— WORKING DATA —
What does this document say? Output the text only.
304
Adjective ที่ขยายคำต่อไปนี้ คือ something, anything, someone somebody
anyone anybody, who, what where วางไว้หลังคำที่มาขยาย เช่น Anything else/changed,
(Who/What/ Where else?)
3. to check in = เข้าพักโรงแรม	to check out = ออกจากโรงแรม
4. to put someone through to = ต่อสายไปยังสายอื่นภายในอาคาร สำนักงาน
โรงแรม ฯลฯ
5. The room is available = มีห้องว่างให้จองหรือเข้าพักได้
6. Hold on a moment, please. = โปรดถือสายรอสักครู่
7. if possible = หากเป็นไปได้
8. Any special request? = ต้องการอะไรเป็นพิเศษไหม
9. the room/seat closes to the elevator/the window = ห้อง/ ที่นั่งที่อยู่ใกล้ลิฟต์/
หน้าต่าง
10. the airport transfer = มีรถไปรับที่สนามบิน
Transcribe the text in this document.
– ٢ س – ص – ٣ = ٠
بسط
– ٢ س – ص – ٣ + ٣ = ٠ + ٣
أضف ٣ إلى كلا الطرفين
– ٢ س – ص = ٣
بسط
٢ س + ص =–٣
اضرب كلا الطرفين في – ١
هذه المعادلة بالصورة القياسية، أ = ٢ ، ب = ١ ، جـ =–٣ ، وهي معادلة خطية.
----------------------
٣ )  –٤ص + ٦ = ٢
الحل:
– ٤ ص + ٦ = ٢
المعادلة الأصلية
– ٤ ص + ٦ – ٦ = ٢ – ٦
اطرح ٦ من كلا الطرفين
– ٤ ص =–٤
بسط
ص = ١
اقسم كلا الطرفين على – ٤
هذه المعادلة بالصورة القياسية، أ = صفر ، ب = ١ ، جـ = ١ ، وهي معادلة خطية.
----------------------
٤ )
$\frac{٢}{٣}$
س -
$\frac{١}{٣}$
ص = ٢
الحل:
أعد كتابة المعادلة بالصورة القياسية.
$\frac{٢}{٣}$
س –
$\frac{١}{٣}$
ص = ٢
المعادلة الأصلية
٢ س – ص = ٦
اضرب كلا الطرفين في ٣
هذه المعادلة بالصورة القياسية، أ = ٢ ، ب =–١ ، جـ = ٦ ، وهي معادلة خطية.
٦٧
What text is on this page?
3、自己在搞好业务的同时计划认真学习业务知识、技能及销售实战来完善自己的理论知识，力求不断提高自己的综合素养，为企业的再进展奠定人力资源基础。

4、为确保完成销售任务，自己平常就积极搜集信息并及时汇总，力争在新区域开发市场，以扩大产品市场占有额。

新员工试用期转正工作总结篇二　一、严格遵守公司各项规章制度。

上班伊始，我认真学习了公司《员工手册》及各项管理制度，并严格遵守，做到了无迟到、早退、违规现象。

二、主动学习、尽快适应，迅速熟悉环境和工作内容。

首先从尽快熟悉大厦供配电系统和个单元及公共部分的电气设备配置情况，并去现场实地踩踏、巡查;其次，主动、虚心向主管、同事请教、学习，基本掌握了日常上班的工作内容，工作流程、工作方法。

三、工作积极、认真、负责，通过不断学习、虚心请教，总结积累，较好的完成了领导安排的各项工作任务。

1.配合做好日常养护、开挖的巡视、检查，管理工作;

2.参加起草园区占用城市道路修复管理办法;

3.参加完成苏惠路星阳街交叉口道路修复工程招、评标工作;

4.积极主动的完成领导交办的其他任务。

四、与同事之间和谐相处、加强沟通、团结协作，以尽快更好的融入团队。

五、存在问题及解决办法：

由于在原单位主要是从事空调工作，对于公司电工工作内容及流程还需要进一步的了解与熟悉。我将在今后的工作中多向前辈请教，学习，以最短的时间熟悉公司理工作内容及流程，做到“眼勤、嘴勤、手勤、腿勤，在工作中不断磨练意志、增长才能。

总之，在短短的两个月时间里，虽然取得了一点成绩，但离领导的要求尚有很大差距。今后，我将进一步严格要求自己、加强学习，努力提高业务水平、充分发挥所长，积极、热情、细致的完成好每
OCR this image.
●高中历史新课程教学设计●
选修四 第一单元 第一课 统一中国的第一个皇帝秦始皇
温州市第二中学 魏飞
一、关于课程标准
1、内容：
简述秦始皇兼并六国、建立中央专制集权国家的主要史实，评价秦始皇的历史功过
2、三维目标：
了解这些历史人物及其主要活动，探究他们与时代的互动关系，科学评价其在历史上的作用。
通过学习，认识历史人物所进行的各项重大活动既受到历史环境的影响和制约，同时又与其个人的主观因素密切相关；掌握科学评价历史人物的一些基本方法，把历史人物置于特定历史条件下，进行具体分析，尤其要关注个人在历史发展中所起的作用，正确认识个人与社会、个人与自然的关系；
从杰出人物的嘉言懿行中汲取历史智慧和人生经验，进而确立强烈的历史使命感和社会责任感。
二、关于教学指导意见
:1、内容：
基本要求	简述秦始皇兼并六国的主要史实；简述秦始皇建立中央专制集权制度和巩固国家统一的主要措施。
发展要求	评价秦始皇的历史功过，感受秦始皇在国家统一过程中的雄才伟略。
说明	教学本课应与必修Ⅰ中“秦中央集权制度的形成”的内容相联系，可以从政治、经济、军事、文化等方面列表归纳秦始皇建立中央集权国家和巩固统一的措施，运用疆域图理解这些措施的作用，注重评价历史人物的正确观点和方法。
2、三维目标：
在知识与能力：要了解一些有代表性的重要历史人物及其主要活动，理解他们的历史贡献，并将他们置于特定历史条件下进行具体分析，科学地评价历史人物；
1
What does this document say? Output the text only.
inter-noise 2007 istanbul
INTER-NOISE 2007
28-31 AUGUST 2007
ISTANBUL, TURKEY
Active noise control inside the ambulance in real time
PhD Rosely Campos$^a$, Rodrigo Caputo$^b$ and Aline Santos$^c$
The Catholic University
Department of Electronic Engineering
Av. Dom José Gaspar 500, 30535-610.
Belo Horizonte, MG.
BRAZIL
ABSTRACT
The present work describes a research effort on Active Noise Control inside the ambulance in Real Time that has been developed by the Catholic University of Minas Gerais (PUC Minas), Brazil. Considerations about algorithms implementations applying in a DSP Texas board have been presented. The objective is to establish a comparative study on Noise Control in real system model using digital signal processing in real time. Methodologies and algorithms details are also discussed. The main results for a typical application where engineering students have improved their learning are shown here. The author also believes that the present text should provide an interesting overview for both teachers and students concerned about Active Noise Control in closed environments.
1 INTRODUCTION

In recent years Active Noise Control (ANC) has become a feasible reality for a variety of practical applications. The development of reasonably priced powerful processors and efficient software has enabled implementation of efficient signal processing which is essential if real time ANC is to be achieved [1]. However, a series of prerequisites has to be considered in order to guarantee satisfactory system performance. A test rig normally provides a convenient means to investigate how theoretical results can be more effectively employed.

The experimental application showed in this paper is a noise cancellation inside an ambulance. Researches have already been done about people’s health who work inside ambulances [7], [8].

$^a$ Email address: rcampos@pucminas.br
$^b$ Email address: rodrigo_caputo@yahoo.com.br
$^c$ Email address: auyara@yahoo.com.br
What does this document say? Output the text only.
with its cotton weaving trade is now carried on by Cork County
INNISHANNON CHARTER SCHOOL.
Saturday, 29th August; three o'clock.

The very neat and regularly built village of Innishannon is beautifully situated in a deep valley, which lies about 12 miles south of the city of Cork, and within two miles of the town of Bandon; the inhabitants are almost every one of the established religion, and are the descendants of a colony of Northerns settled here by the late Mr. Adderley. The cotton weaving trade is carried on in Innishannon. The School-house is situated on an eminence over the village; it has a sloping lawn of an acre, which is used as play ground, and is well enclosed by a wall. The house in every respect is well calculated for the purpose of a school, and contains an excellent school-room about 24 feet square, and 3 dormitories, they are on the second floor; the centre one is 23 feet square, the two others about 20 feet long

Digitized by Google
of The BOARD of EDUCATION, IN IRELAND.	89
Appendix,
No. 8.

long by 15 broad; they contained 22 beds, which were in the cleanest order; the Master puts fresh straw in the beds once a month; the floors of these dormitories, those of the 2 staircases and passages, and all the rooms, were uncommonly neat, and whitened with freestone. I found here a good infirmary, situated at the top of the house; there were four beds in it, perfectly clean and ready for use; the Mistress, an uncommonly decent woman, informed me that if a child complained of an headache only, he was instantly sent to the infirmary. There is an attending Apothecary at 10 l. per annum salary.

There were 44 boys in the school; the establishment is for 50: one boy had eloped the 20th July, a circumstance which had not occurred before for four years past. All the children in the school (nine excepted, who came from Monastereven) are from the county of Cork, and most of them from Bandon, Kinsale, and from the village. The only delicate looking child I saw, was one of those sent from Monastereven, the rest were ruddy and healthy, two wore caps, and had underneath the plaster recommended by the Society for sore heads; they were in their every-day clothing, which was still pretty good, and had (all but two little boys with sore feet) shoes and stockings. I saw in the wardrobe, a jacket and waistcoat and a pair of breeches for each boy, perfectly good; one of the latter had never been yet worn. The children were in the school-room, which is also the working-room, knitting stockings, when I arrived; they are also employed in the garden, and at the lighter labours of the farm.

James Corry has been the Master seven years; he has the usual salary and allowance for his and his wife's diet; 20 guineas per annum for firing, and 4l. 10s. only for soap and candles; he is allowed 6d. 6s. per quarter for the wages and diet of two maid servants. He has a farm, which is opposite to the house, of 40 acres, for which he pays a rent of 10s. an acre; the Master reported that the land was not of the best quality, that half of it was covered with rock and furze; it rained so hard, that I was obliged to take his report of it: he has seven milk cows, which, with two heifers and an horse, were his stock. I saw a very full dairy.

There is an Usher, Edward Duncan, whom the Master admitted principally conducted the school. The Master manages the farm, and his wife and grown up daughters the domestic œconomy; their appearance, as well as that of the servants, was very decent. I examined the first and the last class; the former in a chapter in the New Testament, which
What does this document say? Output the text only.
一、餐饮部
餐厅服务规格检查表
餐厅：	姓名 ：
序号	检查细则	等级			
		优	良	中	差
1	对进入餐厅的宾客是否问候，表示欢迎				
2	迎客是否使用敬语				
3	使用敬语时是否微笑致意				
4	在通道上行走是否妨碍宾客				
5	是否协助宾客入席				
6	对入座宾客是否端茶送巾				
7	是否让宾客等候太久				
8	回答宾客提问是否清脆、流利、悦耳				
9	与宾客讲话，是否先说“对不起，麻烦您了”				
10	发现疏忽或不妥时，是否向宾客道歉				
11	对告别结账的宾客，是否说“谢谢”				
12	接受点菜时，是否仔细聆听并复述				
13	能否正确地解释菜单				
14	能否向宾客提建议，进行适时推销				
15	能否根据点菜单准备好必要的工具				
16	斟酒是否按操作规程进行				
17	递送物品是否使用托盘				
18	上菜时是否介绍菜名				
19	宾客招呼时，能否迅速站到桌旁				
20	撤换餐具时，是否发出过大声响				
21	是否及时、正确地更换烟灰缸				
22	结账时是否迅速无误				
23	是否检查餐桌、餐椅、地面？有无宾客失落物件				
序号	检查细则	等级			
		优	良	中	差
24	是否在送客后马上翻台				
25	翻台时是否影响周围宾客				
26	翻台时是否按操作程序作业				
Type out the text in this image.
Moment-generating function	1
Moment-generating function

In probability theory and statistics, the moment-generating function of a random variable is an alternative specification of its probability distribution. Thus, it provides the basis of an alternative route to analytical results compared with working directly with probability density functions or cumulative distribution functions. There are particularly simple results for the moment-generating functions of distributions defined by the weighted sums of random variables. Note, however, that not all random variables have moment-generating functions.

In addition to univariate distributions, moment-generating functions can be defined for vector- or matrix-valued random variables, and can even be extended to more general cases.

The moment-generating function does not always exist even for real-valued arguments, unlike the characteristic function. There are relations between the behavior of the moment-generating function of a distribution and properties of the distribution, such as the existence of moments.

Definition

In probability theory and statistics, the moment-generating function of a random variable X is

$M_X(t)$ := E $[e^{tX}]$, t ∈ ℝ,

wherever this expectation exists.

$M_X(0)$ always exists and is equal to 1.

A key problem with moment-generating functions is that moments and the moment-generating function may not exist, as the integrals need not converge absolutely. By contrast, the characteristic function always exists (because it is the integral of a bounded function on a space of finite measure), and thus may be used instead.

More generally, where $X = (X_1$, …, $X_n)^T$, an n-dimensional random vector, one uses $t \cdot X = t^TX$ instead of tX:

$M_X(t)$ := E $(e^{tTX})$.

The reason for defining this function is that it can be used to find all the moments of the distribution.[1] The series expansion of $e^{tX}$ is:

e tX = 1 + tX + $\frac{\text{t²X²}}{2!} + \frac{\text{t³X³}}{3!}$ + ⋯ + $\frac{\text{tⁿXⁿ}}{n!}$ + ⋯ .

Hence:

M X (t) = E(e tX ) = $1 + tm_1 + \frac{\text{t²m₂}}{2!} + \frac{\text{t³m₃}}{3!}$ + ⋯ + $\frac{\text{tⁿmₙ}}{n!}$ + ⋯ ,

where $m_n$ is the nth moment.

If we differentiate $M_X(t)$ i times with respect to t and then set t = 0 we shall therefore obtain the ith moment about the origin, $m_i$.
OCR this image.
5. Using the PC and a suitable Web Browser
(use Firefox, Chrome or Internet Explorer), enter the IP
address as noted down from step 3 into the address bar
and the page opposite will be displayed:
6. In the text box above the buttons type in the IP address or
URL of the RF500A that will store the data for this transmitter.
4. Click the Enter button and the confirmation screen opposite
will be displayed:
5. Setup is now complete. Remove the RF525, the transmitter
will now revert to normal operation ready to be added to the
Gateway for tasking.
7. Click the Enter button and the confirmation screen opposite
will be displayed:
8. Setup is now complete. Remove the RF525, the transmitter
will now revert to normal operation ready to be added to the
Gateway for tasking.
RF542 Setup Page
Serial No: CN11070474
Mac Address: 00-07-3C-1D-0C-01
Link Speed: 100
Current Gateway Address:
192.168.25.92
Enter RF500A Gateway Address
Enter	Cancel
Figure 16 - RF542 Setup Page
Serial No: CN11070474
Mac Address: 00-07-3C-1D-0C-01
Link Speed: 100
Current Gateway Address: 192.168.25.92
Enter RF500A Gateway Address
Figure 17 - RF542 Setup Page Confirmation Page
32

— GIVEN INSTRUCTION —
Identify the lines of the data that contain the word "statistics". Copy each of them.

— ANSWER BELOW —
In probability theory and statistics, the moment-generating function of a random variable is an alternative specification of its probability distribution. Thus, it provides the basis of an alternative route to analytical results compared with working directly with probability density functions or cumulative distribution functions. There are particularly simple results for the moment-generating functions of distributions defined by the weighted sums of random variables. Note, however, that not all random variables have moment-generating functions.
In probability theory and statistics, the moment-generating function of a random variable X is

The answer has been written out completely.